═════ DATA SUPPLIED ═════
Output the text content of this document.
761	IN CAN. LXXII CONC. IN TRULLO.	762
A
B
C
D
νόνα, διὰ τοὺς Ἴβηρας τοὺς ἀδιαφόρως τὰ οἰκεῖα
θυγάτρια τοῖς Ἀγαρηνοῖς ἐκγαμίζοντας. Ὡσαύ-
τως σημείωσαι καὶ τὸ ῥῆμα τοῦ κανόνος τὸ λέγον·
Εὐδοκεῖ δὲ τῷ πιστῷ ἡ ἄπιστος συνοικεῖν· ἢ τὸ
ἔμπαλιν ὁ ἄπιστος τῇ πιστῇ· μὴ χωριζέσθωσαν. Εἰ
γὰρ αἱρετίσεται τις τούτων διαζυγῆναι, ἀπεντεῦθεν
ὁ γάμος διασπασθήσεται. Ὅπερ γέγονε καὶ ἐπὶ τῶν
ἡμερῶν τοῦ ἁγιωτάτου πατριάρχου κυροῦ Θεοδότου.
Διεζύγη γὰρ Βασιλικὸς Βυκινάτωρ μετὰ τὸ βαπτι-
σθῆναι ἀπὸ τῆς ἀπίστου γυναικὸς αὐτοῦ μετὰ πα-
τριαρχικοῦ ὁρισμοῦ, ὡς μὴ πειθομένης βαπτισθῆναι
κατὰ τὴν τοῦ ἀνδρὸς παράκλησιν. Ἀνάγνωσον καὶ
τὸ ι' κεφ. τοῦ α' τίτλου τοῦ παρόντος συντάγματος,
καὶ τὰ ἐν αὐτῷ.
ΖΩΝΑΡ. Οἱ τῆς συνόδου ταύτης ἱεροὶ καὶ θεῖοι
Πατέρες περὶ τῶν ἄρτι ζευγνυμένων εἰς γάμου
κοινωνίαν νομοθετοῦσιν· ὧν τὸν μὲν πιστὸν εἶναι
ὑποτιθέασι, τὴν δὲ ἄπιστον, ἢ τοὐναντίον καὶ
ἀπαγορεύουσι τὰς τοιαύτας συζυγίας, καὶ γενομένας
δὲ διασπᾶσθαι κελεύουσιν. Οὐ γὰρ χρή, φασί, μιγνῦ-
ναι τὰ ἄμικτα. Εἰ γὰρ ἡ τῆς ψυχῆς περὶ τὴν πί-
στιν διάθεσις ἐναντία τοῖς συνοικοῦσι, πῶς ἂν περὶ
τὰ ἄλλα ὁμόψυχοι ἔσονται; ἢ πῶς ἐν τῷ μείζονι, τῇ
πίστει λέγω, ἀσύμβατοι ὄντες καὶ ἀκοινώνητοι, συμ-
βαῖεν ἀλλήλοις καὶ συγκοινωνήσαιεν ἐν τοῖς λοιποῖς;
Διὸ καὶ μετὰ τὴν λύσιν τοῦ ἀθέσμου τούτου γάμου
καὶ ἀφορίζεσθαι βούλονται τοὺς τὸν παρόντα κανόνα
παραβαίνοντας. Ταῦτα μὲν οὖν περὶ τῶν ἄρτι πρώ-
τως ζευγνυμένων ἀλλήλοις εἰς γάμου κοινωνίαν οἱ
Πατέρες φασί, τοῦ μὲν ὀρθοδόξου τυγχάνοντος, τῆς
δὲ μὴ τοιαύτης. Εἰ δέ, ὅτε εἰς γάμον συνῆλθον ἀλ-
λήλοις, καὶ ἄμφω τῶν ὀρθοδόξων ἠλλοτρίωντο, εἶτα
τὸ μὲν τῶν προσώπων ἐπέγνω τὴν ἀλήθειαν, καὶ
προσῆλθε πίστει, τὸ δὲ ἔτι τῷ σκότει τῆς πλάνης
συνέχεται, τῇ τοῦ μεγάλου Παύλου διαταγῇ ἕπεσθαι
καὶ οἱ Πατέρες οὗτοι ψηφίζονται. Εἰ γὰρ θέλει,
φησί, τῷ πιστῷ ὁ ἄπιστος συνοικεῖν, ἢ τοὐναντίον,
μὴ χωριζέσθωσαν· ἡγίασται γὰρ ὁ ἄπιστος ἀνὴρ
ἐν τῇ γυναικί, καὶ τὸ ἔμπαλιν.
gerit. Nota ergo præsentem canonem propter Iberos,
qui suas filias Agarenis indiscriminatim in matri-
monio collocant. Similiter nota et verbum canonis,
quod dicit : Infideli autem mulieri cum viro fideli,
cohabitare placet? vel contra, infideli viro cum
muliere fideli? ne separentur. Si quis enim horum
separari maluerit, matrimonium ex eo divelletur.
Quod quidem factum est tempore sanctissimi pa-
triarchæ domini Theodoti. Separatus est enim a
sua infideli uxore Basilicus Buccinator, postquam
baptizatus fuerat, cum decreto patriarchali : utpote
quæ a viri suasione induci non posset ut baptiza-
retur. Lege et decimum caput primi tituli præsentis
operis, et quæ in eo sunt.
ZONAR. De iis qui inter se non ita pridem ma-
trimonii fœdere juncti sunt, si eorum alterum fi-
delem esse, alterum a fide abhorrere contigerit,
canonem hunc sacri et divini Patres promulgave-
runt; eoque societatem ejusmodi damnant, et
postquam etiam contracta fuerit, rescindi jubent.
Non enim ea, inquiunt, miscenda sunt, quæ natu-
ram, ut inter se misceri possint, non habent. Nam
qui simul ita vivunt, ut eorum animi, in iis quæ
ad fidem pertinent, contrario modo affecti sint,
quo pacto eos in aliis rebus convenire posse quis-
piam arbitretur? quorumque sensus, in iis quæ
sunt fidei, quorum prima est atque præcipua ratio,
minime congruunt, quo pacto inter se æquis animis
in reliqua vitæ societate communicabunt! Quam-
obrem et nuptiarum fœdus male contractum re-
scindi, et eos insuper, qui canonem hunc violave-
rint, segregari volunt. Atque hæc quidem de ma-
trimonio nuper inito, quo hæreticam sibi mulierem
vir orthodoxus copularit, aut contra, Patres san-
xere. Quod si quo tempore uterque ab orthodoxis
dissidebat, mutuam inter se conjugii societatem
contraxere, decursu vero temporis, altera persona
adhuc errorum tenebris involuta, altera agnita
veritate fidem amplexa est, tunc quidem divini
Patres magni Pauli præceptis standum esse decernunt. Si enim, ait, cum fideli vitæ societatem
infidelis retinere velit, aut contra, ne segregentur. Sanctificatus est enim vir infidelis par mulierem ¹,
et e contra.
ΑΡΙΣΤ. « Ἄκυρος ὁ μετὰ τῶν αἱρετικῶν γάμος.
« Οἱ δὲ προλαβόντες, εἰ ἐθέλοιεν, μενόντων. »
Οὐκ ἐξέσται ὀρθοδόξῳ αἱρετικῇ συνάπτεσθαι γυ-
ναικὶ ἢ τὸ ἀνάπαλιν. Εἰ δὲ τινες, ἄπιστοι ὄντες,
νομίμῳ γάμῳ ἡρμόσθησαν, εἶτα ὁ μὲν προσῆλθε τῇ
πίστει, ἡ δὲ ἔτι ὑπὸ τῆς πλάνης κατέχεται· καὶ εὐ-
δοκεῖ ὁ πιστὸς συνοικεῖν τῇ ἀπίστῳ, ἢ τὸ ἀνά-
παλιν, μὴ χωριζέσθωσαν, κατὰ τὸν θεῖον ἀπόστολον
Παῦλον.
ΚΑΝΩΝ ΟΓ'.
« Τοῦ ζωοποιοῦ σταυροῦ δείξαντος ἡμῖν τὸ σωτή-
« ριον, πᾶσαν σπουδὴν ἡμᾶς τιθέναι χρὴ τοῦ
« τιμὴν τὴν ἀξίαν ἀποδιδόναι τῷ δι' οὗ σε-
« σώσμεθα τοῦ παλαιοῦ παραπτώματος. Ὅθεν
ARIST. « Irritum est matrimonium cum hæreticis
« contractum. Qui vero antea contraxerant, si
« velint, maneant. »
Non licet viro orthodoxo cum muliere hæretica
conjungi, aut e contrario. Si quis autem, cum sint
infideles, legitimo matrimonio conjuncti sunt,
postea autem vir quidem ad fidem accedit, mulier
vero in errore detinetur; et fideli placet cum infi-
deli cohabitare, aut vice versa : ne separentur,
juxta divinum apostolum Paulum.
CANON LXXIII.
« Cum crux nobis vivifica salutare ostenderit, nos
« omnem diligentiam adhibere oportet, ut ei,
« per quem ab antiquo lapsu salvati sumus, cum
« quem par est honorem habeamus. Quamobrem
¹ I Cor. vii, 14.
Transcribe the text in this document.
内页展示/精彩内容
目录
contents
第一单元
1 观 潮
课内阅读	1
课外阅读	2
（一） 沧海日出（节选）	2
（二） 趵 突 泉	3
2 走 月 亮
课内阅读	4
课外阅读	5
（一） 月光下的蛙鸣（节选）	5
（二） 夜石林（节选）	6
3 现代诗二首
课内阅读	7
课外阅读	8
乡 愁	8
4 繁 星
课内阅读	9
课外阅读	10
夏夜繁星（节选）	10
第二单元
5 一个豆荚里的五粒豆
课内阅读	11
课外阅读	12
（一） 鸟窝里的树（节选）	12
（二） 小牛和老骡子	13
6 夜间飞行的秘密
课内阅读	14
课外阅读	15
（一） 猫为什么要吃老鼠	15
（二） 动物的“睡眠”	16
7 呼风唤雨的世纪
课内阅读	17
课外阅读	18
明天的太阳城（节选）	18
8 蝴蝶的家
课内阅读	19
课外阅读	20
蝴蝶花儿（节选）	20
═════
What is the number of lines above that contain "viro"? Answer with that number only.

3